- **Problem details**
Every entry that follows needs to be repeated exactly.

....................

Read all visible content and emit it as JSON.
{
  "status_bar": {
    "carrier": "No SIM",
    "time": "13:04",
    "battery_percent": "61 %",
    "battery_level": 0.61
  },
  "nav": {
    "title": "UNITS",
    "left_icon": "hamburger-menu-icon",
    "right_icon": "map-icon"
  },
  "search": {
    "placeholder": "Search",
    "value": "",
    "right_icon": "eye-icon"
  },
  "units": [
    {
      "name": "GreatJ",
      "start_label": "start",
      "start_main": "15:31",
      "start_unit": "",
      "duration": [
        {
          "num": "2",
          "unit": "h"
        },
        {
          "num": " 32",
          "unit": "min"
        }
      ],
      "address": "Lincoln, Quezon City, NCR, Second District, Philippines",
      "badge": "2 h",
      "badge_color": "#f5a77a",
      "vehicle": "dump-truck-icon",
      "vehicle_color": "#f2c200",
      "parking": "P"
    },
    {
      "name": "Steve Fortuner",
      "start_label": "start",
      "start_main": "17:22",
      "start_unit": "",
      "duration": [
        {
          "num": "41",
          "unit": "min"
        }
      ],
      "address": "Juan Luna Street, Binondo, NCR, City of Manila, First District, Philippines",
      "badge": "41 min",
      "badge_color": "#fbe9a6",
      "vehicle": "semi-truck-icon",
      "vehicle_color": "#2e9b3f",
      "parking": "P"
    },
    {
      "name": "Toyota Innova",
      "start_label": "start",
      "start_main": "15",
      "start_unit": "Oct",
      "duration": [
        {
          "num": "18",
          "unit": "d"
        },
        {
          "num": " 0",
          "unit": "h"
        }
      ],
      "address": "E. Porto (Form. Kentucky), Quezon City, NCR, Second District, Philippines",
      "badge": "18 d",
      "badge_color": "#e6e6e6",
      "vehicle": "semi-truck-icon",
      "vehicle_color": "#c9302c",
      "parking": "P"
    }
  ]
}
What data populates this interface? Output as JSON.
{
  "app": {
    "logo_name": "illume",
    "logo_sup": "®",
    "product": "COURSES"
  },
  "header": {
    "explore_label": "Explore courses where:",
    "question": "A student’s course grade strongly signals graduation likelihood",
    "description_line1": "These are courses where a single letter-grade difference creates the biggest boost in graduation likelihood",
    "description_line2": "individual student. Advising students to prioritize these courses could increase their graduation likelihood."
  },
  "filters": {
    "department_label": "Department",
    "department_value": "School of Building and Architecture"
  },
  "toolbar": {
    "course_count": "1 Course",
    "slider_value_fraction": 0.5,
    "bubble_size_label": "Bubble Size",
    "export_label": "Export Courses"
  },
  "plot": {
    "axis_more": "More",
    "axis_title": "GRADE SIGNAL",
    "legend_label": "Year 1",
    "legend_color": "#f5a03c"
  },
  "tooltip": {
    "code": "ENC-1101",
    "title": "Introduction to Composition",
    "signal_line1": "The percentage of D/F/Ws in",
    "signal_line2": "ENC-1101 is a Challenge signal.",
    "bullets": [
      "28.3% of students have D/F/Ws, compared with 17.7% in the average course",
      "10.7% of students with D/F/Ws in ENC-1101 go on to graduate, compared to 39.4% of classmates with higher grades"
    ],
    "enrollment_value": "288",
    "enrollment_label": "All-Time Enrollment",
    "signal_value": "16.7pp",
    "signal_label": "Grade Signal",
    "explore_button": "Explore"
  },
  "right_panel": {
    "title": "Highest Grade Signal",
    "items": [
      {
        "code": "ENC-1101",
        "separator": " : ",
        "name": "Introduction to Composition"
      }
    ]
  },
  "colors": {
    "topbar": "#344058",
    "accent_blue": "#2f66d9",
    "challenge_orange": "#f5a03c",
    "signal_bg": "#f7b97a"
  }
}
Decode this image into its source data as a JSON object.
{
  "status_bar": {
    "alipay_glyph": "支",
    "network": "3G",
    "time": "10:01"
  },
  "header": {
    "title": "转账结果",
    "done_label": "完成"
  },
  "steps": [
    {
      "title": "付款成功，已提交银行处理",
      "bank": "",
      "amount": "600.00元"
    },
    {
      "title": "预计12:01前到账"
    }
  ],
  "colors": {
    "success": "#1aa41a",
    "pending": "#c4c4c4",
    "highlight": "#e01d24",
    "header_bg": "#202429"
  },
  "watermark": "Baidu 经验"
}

....................

- **Completed exercise**
Read all visible content and emit it as JSON.
{
  "status_bar": {
    "carrier": "No SIM",
    "time": "13:04",
    "battery_percent": "61 %",
    "battery_level": 0.61
  },
  "nav": {
    "title": "UNITS",
    "left_icon": "hamburger-menu-icon",
    "right_icon": "map-icon"
  },
  "search": {
    "placeholder": "Search",
    "value": "",
    "right_icon": "eye-icon"
  },
  "units": [
    {
      "name": "GreatJ",
      "start_label": "start",
      "start_main": "15:31",
      "start_unit": "",
      "duration": [
        {
          "num": "2",
          "unit": "h"
        },
        {
          "num": " 32",
          "unit": "min"
        }
      ],
      "address": "Lincoln, Quezon City, NCR, Second District, Philippines",
      "badge": "2 h",
      "badge_color": "#f5a77a",
      "vehicle": "dump-truck-icon",
      "vehicle_color": "#f2c200",
      "parking": "P"
    },
    {
      "name": "Steve Fortuner",
      "start_label": "start",
      "start_main": "17:22",
      "start_unit": "",
      "duration": [
        {
          "num": "41",
          "unit": "min"
        }
      ],
      "address": "Juan Luna Street, Binondo, NCR, City of Manila, First District, Philippines",
      "badge": "41 min",
      "badge_color": "#fbe9a6",
      "vehicle": "semi-truck-icon",
      "vehicle_color": "#2e9b3f",
      "parking": "P"
    },
    {
      "name": "Toyota Innova",
      "start_label": "start",
      "start_main": "15",
      "start_unit": "Oct",
      "duration": [
        {
          "num": "18",
          "unit": "d"
        },
        {
          "num": " 0",
          "unit": "h"
        }
      ],
      "address": "E. Porto (Form. Kentucky), Quezon City, NCR, Second District, Philippines",
      "badge": "18 d",
      "badge_color": "#e6e6e6",
      "vehicle": "semi-truck-icon",
      "vehicle_color": "#c9302c",
      "parking": "P"
    }
  ]
}
What data populates this interface? Output as JSON.
{
  "app": {
    "logo_name": "illume",
    "logo_sup": "®",
    "product": "COURSES"
  },
  "header": {
    "explore_label": "Explore courses where:",
    "question": "A student’s course grade strongly signals graduation likelihood",
    "description_line1": "These are courses where a single letter-grade difference creates the biggest boost in graduation likelihood",
    "description_line2": "individual student. Advising students to prioritize these courses could increase their graduation likelihood."
  },
  "filters": {
    "department_label": "Department",
    "department_value": "School of Building and Architecture"
  },
  "toolbar": {
    "course_count": "1 Course",
    "slider_value_fraction": 0.5,
    "bubble_size_label": "Bubble Size",
    "export_label": "Export Courses"
  },
  "plot": {
    "axis_more": "More",
    "axis_title": "GRADE SIGNAL",
    "legend_label": "Year 1",
    "legend_color": "#f5a03c"
  },
  "tooltip": {
    "code": "ENC-1101",
    "title": "Introduction to Composition",
    "signal_line1": "The percentage of D/F/Ws in",
    "signal_line2": "ENC-1101 is a Challenge signal.",
    "bullets": [
      "28.3% of students have D/F/Ws, compared with 17.7% in the average course",
      "10.7% of students with D/F/Ws in ENC-1101 go on to graduate, compared to 39.4% of classmates with higher grades"
    ],
    "enrollment_value": "288",
    "enrollment_label": "All-Time Enrollment",
    "signal_value": "16.7pp",
    "signal_label": "Grade Signal",
    "explore_button": "Explore"
  },
  "right_panel": {
    "title": "Highest Grade Signal",
    "items": [
      {
        "code": "ENC-1101",
        "separator": " : ",
        "name": "Introduction to Composition"
      }
    ]
  },
  "colors": {
    "topbar": "#344058",
    "accent_blue": "#2f66d9",
    "challenge_orange": "#f5a03c",
    "signal_bg": "#f7b97a"
  }
}
Decode this image into its source data as a JSON object.
{
  "status_bar": {
    "alipay_glyph": "支",
    "network": "3G",
    "time": "10:01"
  },
  "header": {
    "title": "转账结果",
    "done_label": "完成"
  },
  "steps": [
    {
      "title": "付款成功，已提交银行处理",
      "bank": "",
      "amount": "600.00元"
    },
    {
      "title": "预计12:01前到账"
    }
  ],
  "colors": {
    "success": "#1aa41a",
    "pending": "#c4c4c4",
    "highlight": "#e01d24",
    "header_bg": "#202429"
  },
  "watermark": "Baidu 经验"
}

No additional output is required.